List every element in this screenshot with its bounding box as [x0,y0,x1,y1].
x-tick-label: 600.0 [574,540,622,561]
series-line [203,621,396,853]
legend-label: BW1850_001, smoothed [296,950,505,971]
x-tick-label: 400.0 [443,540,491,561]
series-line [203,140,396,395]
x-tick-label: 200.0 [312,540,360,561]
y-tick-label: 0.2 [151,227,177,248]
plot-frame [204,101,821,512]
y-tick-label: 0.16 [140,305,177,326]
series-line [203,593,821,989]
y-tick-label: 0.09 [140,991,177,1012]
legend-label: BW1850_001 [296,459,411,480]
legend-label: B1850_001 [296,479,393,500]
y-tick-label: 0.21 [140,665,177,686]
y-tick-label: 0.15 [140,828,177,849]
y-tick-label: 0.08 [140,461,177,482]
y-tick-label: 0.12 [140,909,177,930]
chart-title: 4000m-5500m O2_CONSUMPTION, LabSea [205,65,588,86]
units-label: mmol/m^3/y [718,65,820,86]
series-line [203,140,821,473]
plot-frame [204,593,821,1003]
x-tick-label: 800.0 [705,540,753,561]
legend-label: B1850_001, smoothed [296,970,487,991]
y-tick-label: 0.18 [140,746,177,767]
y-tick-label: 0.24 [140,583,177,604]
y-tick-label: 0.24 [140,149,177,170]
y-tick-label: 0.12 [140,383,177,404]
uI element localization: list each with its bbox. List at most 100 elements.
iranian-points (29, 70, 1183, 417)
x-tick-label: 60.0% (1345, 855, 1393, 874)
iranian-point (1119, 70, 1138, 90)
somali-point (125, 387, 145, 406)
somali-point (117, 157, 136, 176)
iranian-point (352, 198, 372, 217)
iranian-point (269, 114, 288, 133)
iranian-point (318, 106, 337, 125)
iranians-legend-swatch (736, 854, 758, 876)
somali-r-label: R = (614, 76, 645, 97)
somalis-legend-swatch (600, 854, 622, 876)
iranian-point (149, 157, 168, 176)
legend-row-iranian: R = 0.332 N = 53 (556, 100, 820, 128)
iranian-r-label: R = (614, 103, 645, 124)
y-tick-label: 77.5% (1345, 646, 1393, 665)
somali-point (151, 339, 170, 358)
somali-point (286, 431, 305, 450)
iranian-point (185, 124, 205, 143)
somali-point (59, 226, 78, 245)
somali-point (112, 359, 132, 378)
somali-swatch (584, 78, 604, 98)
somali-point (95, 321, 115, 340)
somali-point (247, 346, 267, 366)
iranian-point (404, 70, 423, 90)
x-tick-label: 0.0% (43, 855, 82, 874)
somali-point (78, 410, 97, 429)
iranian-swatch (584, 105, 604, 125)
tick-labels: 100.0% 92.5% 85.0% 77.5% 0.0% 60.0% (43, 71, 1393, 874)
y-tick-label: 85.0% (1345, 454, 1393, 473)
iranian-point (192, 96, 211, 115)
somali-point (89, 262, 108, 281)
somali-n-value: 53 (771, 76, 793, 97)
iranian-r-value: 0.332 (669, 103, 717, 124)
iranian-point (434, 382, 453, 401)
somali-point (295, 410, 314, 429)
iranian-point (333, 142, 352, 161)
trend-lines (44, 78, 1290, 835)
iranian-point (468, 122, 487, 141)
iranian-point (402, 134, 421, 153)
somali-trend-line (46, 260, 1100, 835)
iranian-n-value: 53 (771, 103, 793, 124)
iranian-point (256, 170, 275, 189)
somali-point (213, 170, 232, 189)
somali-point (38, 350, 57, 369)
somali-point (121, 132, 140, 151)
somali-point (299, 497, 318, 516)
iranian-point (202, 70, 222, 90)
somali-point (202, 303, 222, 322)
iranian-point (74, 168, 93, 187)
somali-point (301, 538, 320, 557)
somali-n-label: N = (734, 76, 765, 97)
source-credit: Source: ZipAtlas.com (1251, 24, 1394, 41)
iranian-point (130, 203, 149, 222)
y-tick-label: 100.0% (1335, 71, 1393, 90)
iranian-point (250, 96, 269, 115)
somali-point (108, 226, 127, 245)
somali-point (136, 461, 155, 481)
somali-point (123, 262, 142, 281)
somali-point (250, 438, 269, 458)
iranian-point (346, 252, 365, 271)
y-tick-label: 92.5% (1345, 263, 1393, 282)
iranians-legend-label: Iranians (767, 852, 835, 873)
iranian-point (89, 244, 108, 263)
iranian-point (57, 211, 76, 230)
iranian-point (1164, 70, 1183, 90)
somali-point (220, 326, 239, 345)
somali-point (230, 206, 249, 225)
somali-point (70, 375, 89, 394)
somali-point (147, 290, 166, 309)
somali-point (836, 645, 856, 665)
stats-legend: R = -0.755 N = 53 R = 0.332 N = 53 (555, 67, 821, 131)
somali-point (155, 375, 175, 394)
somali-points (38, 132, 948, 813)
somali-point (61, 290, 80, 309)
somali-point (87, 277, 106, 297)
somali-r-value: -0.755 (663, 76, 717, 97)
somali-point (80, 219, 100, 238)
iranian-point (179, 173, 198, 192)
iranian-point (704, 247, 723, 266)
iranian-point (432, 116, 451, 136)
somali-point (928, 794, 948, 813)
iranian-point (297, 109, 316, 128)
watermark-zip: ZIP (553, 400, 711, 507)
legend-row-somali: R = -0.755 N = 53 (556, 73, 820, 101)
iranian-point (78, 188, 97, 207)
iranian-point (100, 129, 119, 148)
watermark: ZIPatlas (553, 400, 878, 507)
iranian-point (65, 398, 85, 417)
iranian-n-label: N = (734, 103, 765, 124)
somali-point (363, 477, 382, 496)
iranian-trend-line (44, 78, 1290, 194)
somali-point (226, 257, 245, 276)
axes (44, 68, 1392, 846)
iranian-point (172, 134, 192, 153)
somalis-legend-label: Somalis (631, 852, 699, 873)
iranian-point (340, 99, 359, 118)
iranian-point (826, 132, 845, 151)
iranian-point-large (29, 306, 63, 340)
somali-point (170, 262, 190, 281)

____

Rewrite the data above, replacing every instance of "plot-frame" with "plot-area" and leaving everything else unchanged.

■ **FINISHED TASK**
List every element in this screenshot with its bounding box as [x0,y0,x1,y1].
x-tick-label: 600.0 [574,540,622,561]
series-line [203,621,396,853]
legend-label: BW1850_001, smoothed [296,950,505,971]
x-tick-label: 400.0 [443,540,491,561]
series-line [203,140,396,395]
x-tick-label: 200.0 [312,540,360,561]
y-tick-label: 0.2 [151,227,177,248]
plot-area [204,101,821,512]
y-tick-label: 0.16 [140,305,177,326]
series-line [203,593,821,989]
y-tick-label: 0.09 [140,991,177,1012]
legend-label: BW1850_001 [296,459,411,480]
legend-label: B1850_001 [296,479,393,500]
y-tick-label: 0.21 [140,665,177,686]
y-tick-label: 0.15 [140,828,177,849]
y-tick-label: 0.08 [140,461,177,482]
y-tick-label: 0.12 [140,909,177,930]
chart-title: 4000m-5500m O2_CONSUMPTION, LabSea [205,65,588,86]
units-label: mmol/m^3/y [718,65,820,86]
series-line [203,140,821,473]
plot-area [204,593,821,1003]
x-tick-label: 800.0 [705,540,753,561]
legend-label: B1850_001, smoothed [296,970,487,991]
y-tick-label: 0.18 [140,746,177,767]
y-tick-label: 0.24 [140,583,177,604]
y-tick-label: 0.24 [140,149,177,170]
y-tick-label: 0.12 [140,383,177,404]
uI element localization: list each with its bbox. List at most 100 elements.
iranian-points (29, 70, 1183, 417)
x-tick-label: 60.0% (1345, 855, 1393, 874)
iranian-point (1119, 70, 1138, 90)
somali-point (125, 387, 145, 406)
somali-point (117, 157, 136, 176)
iranian-point (352, 198, 372, 217)
iranian-point (269, 114, 288, 133)
iranian-point (318, 106, 337, 125)
iranians-legend-swatch (736, 854, 758, 876)
somali-r-label: R = (614, 76, 645, 97)
somalis-legend-swatch (600, 854, 622, 876)
iranian-point (149, 157, 168, 176)
legend-row-iranian: R = 0.332 N = 53 (556, 100, 820, 128)
iranian-r-label: R = (614, 103, 645, 124)
y-tick-label: 77.5% (1345, 646, 1393, 665)
somali-point (151, 339, 170, 358)
somali-point (286, 431, 305, 450)
iranian-point (185, 124, 205, 143)
somali-point (59, 226, 78, 245)
somali-point (112, 359, 132, 378)
somali-swatch (584, 78, 604, 98)
somali-point (95, 321, 115, 340)
somali-point (247, 346, 267, 366)
iranian-point (404, 70, 423, 90)
x-tick-label: 0.0% (43, 855, 82, 874)
somali-point (78, 410, 97, 429)
iranian-swatch (584, 105, 604, 125)
tick-labels: 100.0% 92.5% 85.0% 77.5% 0.0% 60.0% (43, 71, 1393, 874)
y-tick-label: 85.0% (1345, 454, 1393, 473)
iranian-point (192, 96, 211, 115)
somali-point (89, 262, 108, 281)
somali-n-value: 53 (771, 76, 793, 97)
iranian-r-value: 0.332 (669, 103, 717, 124)
iranian-point (434, 382, 453, 401)
somali-point (295, 410, 314, 429)
iranian-point (333, 142, 352, 161)
trend-lines (44, 78, 1290, 835)
iranian-point (468, 122, 487, 141)
iranian-point (402, 134, 421, 153)
somali-trend-line (46, 260, 1100, 835)
iranian-n-value: 53 (771, 103, 793, 124)
iranian-point (256, 170, 275, 189)
somali-point (213, 170, 232, 189)
somali-point (38, 350, 57, 369)
somali-point (121, 132, 140, 151)
somali-point (299, 497, 318, 516)
iranian-point (202, 70, 222, 90)
somali-point (202, 303, 222, 322)
iranian-point (74, 168, 93, 187)
somali-point (301, 538, 320, 557)
somali-n-label: N = (734, 76, 765, 97)
source-credit: Source: ZipAtlas.com (1251, 24, 1394, 41)
iranian-point (130, 203, 149, 222)
y-tick-label: 100.0% (1335, 71, 1393, 90)
iranian-point (250, 96, 269, 115)
somali-point (108, 226, 127, 245)
somali-point (136, 461, 155, 481)
somali-point (123, 262, 142, 281)
somali-point (250, 438, 269, 458)
iranian-point (346, 252, 365, 271)
y-tick-label: 92.5% (1345, 263, 1393, 282)
iranians-legend-label: Iranians (767, 852, 835, 873)
iranian-point (89, 244, 108, 263)
iranian-point (57, 211, 76, 230)
iranian-point (1164, 70, 1183, 90)
somali-point (220, 326, 239, 345)
somali-point (230, 206, 249, 225)
somali-point (70, 375, 89, 394)
somali-point (147, 290, 166, 309)
somali-point (836, 645, 856, 665)
stats-legend: R = -0.755 N = 53 R = 0.332 N = 53 (555, 67, 821, 131)
somali-point (155, 375, 175, 394)
somali-points (38, 132, 948, 813)
somali-point (61, 290, 80, 309)
somali-point (87, 277, 106, 297)
somali-r-value: -0.755 (663, 76, 717, 97)
somali-point (80, 219, 100, 238)
iranian-point (179, 173, 198, 192)
iranian-point (704, 247, 723, 266)
iranian-point (432, 116, 451, 136)
somali-point (928, 794, 948, 813)
iranian-point (297, 109, 316, 128)
watermark-zip: ZIP (553, 400, 711, 507)
legend-row-somali: R = -0.755 N = 53 (556, 73, 820, 101)
iranian-point (78, 188, 97, 207)
iranian-point (100, 129, 119, 148)
watermark: ZIPatlas (553, 400, 878, 507)
iranian-point (65, 398, 85, 417)
iranian-n-label: N = (734, 103, 765, 124)
somali-point (363, 477, 382, 496)
iranian-trend-line (44, 78, 1290, 194)
somali-point (226, 257, 245, 276)
axes (44, 68, 1392, 846)
iranian-point (172, 134, 192, 153)
somalis-legend-label: Somalis (631, 852, 699, 873)
iranian-point (340, 99, 359, 118)
iranian-point (826, 132, 845, 151)
iranian-point-large (29, 306, 63, 340)
somali-point (170, 262, 190, 281)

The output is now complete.